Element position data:
* * *
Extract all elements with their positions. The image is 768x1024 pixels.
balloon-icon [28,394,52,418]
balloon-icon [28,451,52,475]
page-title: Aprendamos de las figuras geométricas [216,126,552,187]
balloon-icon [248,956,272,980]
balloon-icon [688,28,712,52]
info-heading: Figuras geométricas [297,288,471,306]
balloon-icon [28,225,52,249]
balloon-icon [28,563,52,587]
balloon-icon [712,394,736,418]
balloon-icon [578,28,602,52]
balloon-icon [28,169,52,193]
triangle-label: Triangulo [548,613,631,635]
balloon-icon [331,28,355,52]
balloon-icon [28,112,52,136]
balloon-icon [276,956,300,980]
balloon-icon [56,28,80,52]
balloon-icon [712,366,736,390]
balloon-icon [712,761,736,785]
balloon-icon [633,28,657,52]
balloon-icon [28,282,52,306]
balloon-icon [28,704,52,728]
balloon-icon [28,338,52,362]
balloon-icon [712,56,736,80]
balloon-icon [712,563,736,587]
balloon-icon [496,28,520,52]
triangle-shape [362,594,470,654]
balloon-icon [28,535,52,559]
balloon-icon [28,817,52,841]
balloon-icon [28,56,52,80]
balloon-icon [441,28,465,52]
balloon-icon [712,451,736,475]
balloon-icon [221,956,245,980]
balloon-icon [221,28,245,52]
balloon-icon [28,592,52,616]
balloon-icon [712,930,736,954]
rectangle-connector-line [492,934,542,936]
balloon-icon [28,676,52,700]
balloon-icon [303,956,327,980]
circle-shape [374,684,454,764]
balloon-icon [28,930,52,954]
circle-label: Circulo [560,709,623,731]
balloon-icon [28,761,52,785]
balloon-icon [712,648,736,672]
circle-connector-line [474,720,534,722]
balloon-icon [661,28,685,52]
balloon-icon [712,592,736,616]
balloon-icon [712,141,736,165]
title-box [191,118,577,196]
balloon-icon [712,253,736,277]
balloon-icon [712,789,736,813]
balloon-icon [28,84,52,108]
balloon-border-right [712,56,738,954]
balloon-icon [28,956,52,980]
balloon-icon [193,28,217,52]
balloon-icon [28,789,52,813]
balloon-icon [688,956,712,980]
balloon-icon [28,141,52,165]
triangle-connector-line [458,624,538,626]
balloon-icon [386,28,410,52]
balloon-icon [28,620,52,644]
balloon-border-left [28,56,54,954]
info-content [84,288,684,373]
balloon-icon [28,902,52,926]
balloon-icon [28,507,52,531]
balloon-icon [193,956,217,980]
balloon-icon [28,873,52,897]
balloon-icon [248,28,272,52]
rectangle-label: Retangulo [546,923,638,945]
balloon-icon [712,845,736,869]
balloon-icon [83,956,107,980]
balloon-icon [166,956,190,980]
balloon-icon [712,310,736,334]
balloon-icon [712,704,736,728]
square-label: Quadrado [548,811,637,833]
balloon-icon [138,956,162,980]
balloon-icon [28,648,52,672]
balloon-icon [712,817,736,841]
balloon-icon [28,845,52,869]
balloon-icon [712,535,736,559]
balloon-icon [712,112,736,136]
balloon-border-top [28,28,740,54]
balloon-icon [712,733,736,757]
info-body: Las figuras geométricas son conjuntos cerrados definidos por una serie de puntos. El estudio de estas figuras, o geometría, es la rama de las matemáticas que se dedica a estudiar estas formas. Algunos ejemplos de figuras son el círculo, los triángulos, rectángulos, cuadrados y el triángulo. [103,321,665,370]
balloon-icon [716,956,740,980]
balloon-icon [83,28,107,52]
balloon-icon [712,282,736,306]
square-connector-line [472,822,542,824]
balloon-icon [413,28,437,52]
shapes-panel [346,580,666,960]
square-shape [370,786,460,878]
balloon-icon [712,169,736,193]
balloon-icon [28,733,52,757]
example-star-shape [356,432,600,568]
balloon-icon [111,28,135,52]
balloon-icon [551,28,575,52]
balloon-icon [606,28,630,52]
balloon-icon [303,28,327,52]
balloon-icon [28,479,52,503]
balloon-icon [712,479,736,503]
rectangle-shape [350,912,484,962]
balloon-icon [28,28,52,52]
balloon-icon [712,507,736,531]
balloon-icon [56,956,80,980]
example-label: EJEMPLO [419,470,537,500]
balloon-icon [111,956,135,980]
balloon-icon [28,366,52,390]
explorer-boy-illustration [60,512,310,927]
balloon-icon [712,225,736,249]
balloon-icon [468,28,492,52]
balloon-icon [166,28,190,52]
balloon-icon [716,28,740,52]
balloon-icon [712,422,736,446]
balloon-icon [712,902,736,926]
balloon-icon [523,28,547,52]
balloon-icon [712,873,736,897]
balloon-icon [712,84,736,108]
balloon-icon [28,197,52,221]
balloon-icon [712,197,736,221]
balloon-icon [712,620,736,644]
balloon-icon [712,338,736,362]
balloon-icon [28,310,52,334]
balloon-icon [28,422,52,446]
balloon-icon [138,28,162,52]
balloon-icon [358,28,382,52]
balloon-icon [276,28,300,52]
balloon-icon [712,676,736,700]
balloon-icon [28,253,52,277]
* * *
**STATED EXERCISE:** Transcribe every line of the material above without any changes.

**FINAL RESULT:**
Extract all elements with their positions. The image is 768x1024 pixels.
balloon-icon [28,394,52,418]
balloon-icon [28,451,52,475]
page-title: Aprendamos de las figuras geométricas [216,126,552,187]
balloon-icon [248,956,272,980]
balloon-icon [688,28,712,52]
info-heading: Figuras geométricas [297,288,471,306]
balloon-icon [28,225,52,249]
balloon-icon [28,563,52,587]
balloon-icon [712,394,736,418]
balloon-icon [578,28,602,52]
balloon-icon [28,169,52,193]
triangle-label: Triangulo [548,613,631,635]
balloon-icon [331,28,355,52]
balloon-icon [28,112,52,136]
balloon-icon [276,956,300,980]
balloon-icon [56,28,80,52]
balloon-icon [712,366,736,390]
balloon-icon [712,761,736,785]
balloon-icon [633,28,657,52]
balloon-icon [28,282,52,306]
balloon-icon [28,704,52,728]
balloon-icon [28,338,52,362]
balloon-icon [712,56,736,80]
balloon-icon [712,563,736,587]
balloon-icon [496,28,520,52]
triangle-shape [362,594,470,654]
balloon-icon [28,535,52,559]
balloon-icon [28,817,52,841]
balloon-icon [28,56,52,80]
balloon-icon [441,28,465,52]
balloon-icon [712,451,736,475]
balloon-icon [221,956,245,980]
balloon-icon [221,28,245,52]
balloon-icon [28,592,52,616]
balloon-icon [712,930,736,954]
rectangle-connector-line [492,934,542,936]
balloon-icon [28,676,52,700]
balloon-icon [303,956,327,980]
circle-shape [374,684,454,764]
balloon-icon [28,930,52,954]
circle-label: Circulo [560,709,623,731]
balloon-icon [28,761,52,785]
balloon-icon [712,648,736,672]
circle-connector-line [474,720,534,722]
balloon-icon [661,28,685,52]
balloon-icon [712,592,736,616]
balloon-icon [712,141,736,165]
title-box [191,118,577,196]
balloon-icon [712,253,736,277]
balloon-icon [712,789,736,813]
balloon-icon [28,84,52,108]
balloon-border-right [712,56,738,954]
balloon-icon [28,956,52,980]
balloon-icon [193,28,217,52]
balloon-icon [28,789,52,813]
balloon-icon [688,956,712,980]
balloon-icon [28,141,52,165]
triangle-connector-line [458,624,538,626]
balloon-icon [386,28,410,52]
balloon-icon [28,620,52,644]
balloon-border-left [28,56,54,954]
info-content [84,288,684,373]
balloon-icon [28,902,52,926]
balloon-icon [28,507,52,531]
balloon-icon [193,956,217,980]
balloon-icon [28,873,52,897]
balloon-icon [248,28,272,52]
rectangle-label: Retangulo [546,923,638,945]
balloon-icon [712,845,736,869]
balloon-icon [83,956,107,980]
balloon-icon [166,956,190,980]
balloon-icon [712,310,736,334]
balloon-icon [712,704,736,728]
square-label: Quadrado [548,811,637,833]
balloon-icon [138,956,162,980]
balloon-icon [28,648,52,672]
balloon-icon [712,817,736,841]
balloon-icon [28,845,52,869]
balloon-icon [712,535,736,559]
balloon-icon [712,112,736,136]
balloon-border-top [28,28,740,54]
balloon-icon [712,733,736,757]
info-body: Las figuras geométricas son conjuntos cerrados definidos por una serie de puntos. El estudio de estas figuras, o geometría, es la rama de las matemáticas que se dedica a estudiar estas formas. Algunos ejemplos de figuras son el círculo, los triángulos, rectángulos, cuadrados y el triángulo. [103,321,665,370]
balloon-icon [716,956,740,980]
balloon-icon [83,28,107,52]
balloon-icon [712,282,736,306]
square-connector-line [472,822,542,824]
balloon-icon [413,28,437,52]
shapes-panel [346,580,666,960]
square-shape [370,786,460,878]
balloon-icon [712,169,736,193]
balloon-icon [28,733,52,757]
example-star-shape [356,432,600,568]
balloon-icon [111,28,135,52]
balloon-icon [551,28,575,52]
balloon-icon [606,28,630,52]
balloon-icon [303,28,327,52]
balloon-icon [28,479,52,503]
balloon-icon [712,479,736,503]
rectangle-shape [350,912,484,962]
balloon-icon [28,28,52,52]
balloon-icon [712,507,736,531]
balloon-icon [56,956,80,980]
example-label: EJEMPLO [419,470,537,500]
balloon-icon [111,956,135,980]
balloon-icon [28,366,52,390]
explorer-boy-illustration [60,512,310,927]
balloon-icon [712,225,736,249]
balloon-icon [468,28,492,52]
balloon-icon [166,28,190,52]
balloon-icon [716,28,740,52]
balloon-icon [712,422,736,446]
balloon-icon [712,902,736,926]
balloon-icon [523,28,547,52]
balloon-icon [712,873,736,897]
balloon-icon [712,84,736,108]
balloon-icon [28,197,52,221]
balloon-icon [712,197,736,221]
balloon-icon [712,620,736,644]
balloon-icon [712,338,736,362]
balloon-icon [28,310,52,334]
balloon-icon [28,422,52,446]
balloon-icon [138,28,162,52]
balloon-icon [358,28,382,52]
balloon-icon [276,28,300,52]
balloon-icon [712,676,736,700]
balloon-icon [28,253,52,277]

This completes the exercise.